▶ **What is being asked**
Select, from the data, each line where "Started" occurs.
☆ ☆ ☆ ☆
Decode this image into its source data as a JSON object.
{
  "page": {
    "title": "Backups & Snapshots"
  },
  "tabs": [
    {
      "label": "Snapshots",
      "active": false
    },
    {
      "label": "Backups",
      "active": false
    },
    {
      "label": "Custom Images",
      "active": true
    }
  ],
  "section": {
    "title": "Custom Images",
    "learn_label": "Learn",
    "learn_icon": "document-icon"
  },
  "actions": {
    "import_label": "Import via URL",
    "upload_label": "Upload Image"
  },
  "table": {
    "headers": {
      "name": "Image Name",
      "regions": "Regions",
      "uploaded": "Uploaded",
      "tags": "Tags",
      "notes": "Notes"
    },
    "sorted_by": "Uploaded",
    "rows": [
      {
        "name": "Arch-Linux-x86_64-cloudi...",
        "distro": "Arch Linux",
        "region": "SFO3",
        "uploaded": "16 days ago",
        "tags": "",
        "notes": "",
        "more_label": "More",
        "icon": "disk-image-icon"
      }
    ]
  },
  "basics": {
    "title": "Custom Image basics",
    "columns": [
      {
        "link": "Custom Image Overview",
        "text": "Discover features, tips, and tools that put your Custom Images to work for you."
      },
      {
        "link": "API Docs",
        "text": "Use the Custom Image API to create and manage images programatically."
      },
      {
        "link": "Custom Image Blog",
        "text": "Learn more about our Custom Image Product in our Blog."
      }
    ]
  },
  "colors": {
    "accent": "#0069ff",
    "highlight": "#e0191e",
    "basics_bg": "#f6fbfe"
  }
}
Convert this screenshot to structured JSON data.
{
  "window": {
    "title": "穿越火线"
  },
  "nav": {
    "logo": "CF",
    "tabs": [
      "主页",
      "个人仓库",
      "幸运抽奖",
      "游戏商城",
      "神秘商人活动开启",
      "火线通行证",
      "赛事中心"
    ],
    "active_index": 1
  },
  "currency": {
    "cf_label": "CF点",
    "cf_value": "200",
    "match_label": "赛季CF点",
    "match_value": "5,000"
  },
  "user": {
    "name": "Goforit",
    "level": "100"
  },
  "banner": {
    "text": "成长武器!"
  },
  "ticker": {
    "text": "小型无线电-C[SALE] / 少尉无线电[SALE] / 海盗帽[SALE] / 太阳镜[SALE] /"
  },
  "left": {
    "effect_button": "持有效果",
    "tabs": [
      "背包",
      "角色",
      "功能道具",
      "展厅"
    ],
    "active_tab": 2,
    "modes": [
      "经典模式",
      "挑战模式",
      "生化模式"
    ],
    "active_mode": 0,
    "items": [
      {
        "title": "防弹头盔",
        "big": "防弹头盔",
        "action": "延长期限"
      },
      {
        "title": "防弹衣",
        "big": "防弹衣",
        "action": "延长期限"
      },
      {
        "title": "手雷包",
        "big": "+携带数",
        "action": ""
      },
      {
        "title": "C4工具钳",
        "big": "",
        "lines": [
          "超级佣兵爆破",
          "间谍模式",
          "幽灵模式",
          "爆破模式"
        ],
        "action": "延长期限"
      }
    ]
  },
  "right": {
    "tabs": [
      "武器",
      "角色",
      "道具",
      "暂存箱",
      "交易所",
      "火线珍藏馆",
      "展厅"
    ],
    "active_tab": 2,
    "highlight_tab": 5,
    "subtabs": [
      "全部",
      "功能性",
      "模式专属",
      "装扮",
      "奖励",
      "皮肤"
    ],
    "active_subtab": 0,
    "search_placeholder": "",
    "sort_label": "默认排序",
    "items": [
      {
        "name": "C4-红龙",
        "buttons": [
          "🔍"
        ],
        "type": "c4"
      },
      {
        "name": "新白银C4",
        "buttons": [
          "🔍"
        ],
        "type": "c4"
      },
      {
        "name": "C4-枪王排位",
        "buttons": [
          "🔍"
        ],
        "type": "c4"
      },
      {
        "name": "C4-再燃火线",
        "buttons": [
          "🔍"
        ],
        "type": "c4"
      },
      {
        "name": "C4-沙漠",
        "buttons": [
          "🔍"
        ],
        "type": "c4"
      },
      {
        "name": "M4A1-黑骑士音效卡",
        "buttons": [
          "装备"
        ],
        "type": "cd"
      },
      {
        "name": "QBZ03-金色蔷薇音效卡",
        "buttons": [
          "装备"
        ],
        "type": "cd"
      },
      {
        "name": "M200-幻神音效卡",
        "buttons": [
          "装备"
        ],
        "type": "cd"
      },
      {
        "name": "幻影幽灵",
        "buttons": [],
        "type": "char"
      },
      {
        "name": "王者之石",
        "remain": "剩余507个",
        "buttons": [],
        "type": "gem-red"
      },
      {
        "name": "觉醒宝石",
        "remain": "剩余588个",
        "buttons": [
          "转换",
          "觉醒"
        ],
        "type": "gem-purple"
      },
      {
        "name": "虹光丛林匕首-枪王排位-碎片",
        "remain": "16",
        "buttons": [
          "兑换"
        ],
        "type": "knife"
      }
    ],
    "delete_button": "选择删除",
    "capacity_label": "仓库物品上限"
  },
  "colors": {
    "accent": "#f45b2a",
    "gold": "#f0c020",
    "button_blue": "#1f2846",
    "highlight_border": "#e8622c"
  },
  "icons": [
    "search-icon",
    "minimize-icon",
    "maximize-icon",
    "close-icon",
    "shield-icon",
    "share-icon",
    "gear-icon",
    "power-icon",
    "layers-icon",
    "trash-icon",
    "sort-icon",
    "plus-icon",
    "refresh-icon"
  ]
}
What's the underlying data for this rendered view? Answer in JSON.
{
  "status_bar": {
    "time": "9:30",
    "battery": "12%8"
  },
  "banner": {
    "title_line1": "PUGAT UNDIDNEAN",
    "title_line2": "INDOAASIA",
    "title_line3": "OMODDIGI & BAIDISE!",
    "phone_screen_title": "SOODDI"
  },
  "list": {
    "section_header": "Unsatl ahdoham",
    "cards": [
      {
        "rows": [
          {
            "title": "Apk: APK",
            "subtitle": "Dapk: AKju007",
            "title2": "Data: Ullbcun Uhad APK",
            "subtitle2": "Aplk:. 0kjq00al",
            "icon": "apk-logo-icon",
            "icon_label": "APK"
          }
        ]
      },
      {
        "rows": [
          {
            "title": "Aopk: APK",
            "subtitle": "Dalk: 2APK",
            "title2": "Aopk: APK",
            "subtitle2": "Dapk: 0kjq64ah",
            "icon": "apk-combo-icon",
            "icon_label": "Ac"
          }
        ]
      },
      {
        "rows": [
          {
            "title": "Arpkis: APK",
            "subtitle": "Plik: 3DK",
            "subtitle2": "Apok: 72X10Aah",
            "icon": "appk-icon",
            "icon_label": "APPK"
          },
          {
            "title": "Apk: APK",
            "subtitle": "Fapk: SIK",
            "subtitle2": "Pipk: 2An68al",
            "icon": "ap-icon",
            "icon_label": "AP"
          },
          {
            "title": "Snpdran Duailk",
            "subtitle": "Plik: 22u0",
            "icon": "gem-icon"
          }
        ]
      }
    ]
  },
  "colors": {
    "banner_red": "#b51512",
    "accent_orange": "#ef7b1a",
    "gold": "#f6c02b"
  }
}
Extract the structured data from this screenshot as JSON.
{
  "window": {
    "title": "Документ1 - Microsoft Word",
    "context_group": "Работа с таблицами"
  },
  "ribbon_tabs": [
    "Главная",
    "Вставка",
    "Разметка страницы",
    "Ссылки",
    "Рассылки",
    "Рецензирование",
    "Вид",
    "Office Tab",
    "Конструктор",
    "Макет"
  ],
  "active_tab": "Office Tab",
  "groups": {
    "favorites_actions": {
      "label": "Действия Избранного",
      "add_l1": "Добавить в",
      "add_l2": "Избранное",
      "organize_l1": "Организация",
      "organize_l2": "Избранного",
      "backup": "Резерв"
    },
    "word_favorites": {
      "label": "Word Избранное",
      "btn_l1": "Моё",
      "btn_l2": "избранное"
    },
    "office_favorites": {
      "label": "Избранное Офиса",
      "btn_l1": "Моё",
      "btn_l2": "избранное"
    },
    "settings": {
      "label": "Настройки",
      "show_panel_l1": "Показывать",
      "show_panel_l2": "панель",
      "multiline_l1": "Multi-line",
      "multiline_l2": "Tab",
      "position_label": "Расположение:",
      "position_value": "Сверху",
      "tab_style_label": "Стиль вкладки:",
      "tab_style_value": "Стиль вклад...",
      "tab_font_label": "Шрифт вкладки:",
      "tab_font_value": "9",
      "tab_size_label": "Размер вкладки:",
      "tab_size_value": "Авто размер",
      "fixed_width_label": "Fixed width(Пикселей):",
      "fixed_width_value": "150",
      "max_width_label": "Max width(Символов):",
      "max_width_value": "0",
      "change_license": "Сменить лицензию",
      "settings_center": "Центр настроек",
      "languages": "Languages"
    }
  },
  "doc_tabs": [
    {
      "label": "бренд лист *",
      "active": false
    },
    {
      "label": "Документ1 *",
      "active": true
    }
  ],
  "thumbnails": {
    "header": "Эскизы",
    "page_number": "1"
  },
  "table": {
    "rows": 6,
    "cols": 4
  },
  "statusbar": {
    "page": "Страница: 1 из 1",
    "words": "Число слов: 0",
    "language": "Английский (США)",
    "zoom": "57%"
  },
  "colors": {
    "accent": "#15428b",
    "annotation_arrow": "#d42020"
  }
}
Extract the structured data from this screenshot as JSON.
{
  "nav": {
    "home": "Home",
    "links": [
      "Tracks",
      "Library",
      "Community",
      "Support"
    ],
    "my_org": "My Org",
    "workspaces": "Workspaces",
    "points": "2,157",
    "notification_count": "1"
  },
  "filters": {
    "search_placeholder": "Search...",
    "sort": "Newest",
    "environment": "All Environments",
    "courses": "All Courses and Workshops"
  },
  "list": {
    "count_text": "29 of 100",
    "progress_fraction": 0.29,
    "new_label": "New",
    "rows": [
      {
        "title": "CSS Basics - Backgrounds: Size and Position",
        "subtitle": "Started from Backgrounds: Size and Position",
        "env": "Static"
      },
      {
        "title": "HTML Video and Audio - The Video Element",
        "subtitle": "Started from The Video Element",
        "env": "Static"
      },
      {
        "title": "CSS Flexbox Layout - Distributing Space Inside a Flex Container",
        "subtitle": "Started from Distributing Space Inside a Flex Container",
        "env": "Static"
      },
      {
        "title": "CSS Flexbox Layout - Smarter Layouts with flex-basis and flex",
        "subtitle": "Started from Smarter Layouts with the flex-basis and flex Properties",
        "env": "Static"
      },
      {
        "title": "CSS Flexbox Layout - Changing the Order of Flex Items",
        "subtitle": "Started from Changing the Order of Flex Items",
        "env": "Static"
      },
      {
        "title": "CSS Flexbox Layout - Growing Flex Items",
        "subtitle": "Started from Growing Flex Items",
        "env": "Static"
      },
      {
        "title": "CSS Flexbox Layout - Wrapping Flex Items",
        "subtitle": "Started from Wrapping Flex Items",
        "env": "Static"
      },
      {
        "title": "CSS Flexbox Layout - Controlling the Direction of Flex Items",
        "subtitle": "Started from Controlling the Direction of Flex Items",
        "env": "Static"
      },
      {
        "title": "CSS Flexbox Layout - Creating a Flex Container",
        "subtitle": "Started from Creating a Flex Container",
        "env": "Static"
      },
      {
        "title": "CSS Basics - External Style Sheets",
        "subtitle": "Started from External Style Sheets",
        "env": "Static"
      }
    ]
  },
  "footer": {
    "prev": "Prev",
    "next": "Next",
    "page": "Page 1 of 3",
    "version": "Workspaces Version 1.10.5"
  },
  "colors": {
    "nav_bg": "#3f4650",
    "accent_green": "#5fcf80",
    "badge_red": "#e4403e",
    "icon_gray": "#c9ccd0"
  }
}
☆ ☆ ☆ ☆
▶ **Response to the exercise**
        "subtitle": "Started from Backgrounds: Size and Position",
        "subtitle": "Started from The Video Element",
        "subtitle": "Started from Distributing Space Inside a Flex Container",
        "subtitle": "Started from Smarter Layouts with the flex-basis and flex Properties",
        "subtitle": "Started from Changing the Order of Flex Items",
        "subtitle": "Started from Growing Flex Items",
        "subtitle": "Started from Wrapping Flex Items",
        "subtitle": "Started from Controlling the Direction of Flex Items",
        "subtitle": "Started from Creating a Flex Container",
        "subtitle": "Started from External Style Sheets",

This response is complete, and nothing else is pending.